- _Task to carry out_:
Extract all of the entries and give them again, word for word.

___ Records for this task ___

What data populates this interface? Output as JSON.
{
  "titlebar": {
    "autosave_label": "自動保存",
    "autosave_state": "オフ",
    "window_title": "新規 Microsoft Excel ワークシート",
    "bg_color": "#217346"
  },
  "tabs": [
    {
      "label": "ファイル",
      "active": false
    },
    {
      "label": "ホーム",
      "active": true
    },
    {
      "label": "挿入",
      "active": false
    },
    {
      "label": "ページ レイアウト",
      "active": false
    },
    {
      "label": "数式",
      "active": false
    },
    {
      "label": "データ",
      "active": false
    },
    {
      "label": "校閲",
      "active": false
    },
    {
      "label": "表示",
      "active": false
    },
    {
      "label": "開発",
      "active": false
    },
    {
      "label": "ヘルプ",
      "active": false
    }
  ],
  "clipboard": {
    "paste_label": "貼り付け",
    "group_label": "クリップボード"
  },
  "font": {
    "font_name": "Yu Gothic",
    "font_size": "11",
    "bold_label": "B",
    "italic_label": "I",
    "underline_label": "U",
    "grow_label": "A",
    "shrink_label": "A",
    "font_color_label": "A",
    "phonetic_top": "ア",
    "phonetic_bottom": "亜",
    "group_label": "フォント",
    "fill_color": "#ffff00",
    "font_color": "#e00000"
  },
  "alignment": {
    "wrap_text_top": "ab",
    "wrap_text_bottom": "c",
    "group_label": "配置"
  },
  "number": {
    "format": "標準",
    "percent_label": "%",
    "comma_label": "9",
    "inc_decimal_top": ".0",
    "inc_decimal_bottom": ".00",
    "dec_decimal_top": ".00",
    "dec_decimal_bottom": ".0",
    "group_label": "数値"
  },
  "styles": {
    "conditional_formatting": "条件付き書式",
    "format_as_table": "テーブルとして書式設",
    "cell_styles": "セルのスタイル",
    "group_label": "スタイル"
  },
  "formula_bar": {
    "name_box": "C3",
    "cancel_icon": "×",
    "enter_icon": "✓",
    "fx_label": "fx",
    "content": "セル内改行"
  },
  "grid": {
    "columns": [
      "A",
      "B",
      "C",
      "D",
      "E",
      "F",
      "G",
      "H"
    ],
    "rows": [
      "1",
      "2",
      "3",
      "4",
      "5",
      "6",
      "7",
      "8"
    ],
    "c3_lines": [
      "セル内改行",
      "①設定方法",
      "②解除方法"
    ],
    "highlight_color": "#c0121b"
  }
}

___

- _The reply_:
What data populates this interface? Output as JSON.
{
  "titlebar": {
    "autosave_label": "自動保存",
    "autosave_state": "オフ",
    "window_title": "新規 Microsoft Excel ワークシート",
    "bg_color": "#217346"
  },
  "tabs": [
    {
      "label": "ファイル",
      "active": false
    },
    {
      "label": "ホーム",
      "active": true
    },
    {
      "label": "挿入",
      "active": false
    },
    {
      "label": "ページ レイアウト",
      "active": false
    },
    {
      "label": "数式",
      "active": false
    },
    {
      "label": "データ",
      "active": false
    },
    {
      "label": "校閲",
      "active": false
    },
    {
      "label": "表示",
      "active": false
    },
    {
      "label": "開発",
      "active": false
    },
    {
      "label": "ヘルプ",
      "active": false
    }
  ],
  "clipboard": {
    "paste_label": "貼り付け",
    "group_label": "クリップボード"
  },
  "font": {
    "font_name": "Yu Gothic",
    "font_size": "11",
    "bold_label": "B",
    "italic_label": "I",
    "underline_label": "U",
    "grow_label": "A",
    "shrink_label": "A",
    "font_color_label": "A",
    "phonetic_top": "ア",
    "phonetic_bottom": "亜",
    "group_label": "フォント",
    "fill_color": "#ffff00",
    "font_color": "#e00000"
  },
  "alignment": {
    "wrap_text_top": "ab",
    "wrap_text_bottom": "c",
    "group_label": "配置"
  },
  "number": {
    "format": "標準",
    "percent_label": "%",
    "comma_label": "9",
    "inc_decimal_top": ".0",
    "inc_decimal_bottom": ".00",
    "dec_decimal_top": ".00",
    "dec_decimal_bottom": ".0",
    "group_label": "数値"
  },
  "styles": {
    "conditional_formatting": "条件付き書式",
    "format_as_table": "テーブルとして書式設",
    "cell_styles": "セルのスタイル",
    "group_label": "スタイル"
  },
  "formula_bar": {
    "name_box": "C3",
    "cancel_icon": "×",
    "enter_icon": "✓",
    "fx_label": "fx",
    "content": "セル内改行"
  },
  "grid": {
    "columns": [
      "A",
      "B",
      "C",
      "D",
      "E",
      "F",
      "G",
      "H"
    ],
    "rows": [
      "1",
      "2",
      "3",
      "4",
      "5",
      "6",
      "7",
      "8"
    ],
    "c3_lines": [
      "セル内改行",
      "①設定方法",
      "②解除方法"
    ],
    "highlight_color": "#c0121b"
  }
}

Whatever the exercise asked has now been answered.